[What you have to do]:
Scan the data below and report how many lines include the word "того". Nothing else is wanted.
== Provided data ==
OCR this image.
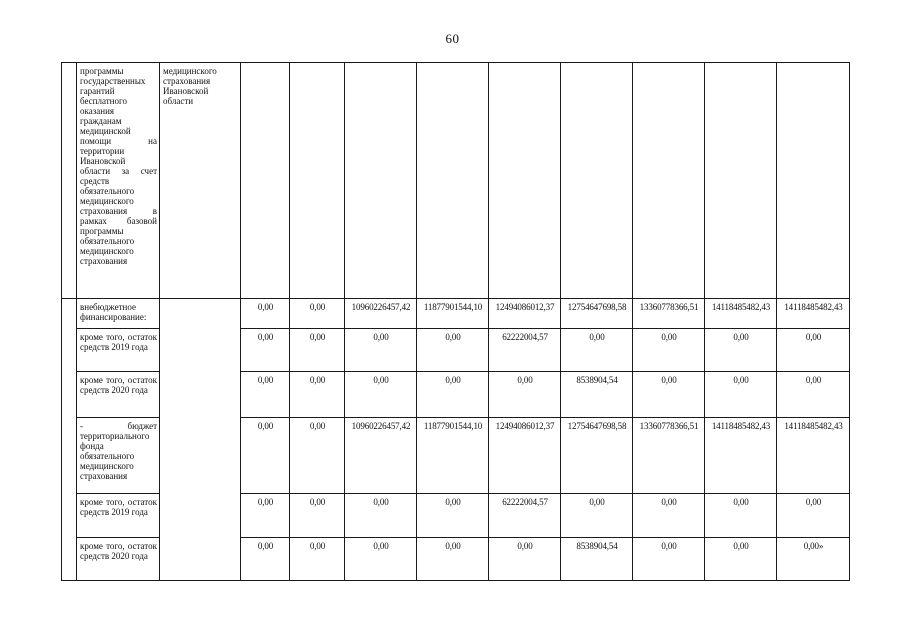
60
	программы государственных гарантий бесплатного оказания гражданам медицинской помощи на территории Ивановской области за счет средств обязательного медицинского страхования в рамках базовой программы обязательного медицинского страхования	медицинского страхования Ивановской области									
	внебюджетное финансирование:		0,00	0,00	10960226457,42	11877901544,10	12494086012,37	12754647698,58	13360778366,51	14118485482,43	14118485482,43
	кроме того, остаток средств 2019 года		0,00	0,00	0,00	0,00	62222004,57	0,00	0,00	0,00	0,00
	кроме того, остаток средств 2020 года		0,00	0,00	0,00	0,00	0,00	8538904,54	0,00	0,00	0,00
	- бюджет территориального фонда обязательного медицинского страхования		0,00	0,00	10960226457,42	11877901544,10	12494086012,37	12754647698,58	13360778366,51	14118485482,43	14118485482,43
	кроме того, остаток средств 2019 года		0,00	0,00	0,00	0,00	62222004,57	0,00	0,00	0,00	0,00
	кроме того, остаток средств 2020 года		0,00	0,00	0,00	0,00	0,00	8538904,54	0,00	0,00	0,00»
===
== Provided data ==
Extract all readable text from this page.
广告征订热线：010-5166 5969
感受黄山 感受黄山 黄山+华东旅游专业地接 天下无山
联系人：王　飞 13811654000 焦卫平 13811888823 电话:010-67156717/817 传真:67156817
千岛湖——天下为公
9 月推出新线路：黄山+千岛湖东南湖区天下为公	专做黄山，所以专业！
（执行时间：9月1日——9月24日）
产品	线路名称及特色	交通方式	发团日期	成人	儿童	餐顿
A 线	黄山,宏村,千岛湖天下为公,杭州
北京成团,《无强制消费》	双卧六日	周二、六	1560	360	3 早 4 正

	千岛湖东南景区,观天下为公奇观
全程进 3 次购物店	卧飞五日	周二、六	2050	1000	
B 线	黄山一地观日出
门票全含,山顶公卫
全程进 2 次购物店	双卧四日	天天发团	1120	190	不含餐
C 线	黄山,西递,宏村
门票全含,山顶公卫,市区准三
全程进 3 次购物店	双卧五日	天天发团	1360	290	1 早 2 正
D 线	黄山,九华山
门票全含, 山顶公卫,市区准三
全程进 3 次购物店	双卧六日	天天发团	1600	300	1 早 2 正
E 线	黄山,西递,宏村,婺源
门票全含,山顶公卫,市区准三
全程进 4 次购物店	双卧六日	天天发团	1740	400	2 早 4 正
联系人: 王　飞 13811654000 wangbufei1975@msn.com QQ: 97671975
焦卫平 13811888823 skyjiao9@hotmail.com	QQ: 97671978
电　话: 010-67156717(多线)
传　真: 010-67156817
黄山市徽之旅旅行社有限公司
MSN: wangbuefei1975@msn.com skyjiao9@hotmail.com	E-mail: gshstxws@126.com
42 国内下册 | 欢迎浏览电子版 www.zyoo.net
===
[Output below]:
4